Stated exercise: Transcribe each record below word for word.
== Records shown ==
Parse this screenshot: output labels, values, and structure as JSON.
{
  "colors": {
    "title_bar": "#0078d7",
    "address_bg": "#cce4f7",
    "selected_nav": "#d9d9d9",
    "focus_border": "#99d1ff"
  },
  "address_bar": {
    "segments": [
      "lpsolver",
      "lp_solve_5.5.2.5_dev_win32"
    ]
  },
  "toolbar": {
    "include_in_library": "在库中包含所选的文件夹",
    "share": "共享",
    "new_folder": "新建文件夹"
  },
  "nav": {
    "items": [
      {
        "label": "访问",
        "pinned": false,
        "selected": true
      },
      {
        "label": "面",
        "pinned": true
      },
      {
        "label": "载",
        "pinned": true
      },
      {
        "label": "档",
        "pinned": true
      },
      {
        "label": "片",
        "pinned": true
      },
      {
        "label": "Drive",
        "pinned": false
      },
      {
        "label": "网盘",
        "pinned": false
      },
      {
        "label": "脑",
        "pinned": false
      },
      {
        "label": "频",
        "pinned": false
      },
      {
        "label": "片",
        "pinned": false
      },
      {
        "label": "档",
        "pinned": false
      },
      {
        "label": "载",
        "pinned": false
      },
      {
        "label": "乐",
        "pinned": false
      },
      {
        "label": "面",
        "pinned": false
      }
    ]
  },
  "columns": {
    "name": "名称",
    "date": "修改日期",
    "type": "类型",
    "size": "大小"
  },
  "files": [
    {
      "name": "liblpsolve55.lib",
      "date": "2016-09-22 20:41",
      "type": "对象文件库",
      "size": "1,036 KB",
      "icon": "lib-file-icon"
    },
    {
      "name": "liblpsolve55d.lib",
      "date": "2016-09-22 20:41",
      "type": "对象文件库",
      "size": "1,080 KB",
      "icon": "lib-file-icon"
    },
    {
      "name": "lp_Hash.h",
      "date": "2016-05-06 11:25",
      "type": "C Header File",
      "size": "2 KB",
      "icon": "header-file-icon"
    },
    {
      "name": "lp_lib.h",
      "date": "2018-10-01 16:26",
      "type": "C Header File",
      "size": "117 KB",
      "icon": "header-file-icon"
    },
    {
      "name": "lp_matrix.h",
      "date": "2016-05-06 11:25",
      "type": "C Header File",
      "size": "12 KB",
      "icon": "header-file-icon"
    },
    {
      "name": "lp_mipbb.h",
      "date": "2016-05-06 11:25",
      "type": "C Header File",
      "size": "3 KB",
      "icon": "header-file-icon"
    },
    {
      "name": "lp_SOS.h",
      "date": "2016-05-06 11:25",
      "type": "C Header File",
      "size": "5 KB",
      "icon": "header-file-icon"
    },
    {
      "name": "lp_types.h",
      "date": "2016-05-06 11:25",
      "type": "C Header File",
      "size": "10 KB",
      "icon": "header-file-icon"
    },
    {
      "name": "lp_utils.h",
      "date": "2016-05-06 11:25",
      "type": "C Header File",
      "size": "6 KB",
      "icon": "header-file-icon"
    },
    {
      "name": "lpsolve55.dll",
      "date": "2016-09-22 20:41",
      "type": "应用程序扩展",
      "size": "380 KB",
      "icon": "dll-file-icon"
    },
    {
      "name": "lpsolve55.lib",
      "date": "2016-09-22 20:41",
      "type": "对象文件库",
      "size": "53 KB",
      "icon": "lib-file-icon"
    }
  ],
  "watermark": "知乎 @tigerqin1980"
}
===
Task result:
Parse this screenshot: output labels, values, and structure as JSON.
{
  "colors": {
    "title_bar": "#0078d7",
    "address_bg": "#cce4f7",
    "selected_nav": "#d9d9d9",
    "focus_border": "#99d1ff"
  },
  "address_bar": {
    "segments": [
      "lpsolver",
      "lp_solve_5.5.2.5_dev_win32"
    ]
  },
  "toolbar": {
    "include_in_library": "在库中包含所选的文件夹",
    "share": "共享",
    "new_folder": "新建文件夹"
  },
  "nav": {
    "items": [
      {
        "label": "访问",
        "pinned": false,
        "selected": true
      },
      {
        "label": "面",
        "pinned": true
      },
      {
        "label": "载",
        "pinned": true
      },
      {
        "label": "档",
        "pinned": true
      },
      {
        "label": "片",
        "pinned": true
      },
      {
        "label": "Drive",
        "pinned": false
      },
      {
        "label": "网盘",
        "pinned": false
      },
      {
        "label": "脑",
        "pinned": false
      },
      {
        "label": "频",
        "pinned": false
      },
      {
        "label": "片",
        "pinned": false
      },
      {
        "label": "档",
        "pinned": false
      },
      {
        "label": "载",
        "pinned": false
      },
      {
        "label": "乐",
        "pinned": false
      },
      {
        "label": "面",
        "pinned": false
      }
    ]
  },
  "columns": {
    "name": "名称",
    "date": "修改日期",
    "type": "类型",
    "size": "大小"
  },
  "files": [
    {
      "name": "liblpsolve55.lib",
      "date": "2016-09-22 20:41",
      "type": "对象文件库",
      "size": "1,036 KB",
      "icon": "lib-file-icon"
    },
    {
      "name": "liblpsolve55d.lib",
      "date": "2016-09-22 20:41",
      "type": "对象文件库",
      "size": "1,080 KB",
      "icon": "lib-file-icon"
    },
    {
      "name": "lp_Hash.h",
      "date": "2016-05-06 11:25",
      "type": "C Header File",
      "size": "2 KB",
      "icon": "header-file-icon"
    },
    {
      "name": "lp_lib.h",
      "date": "2018-10-01 16:26",
      "type": "C Header File",
      "size": "117 KB",
      "icon": "header-file-icon"
    },
    {
      "name": "lp_matrix.h",
      "date": "2016-05-06 11:25",
      "type": "C Header File",
      "size": "12 KB",
      "icon": "header-file-icon"
    },
    {
      "name": "lp_mipbb.h",
      "date": "2016-05-06 11:25",
      "type": "C Header File",
      "size": "3 KB",
      "icon": "header-file-icon"
    },
    {
      "name": "lp_SOS.h",
      "date": "2016-05-06 11:25",
      "type": "C Header File",
      "size": "5 KB",
      "icon": "header-file-icon"
    },
    {
      "name": "lp_types.h",
      "date": "2016-05-06 11:25",
      "type": "C Header File",
      "size": "10 KB",
      "icon": "header-file-icon"
    },
    {
      "name": "lp_utils.h",
      "date": "2016-05-06 11:25",
      "type": "C Header File",
      "size": "6 KB",
      "icon": "header-file-icon"
    },
    {
      "name": "lpsolve55.dll",
      "date": "2016-09-22 20:41",
      "type": "应用程序扩展",
      "size": "380 KB",
      "icon": "dll-file-icon"
    },
    {
      "name": "lpsolve55.lib",
      "date": "2016-09-22 20:41",
      "type": "对象文件库",
      "size": "53 KB",
      "icon": "lib-file-icon"
    }
  ],
  "watermark": "知乎 @tigerqin1980"
}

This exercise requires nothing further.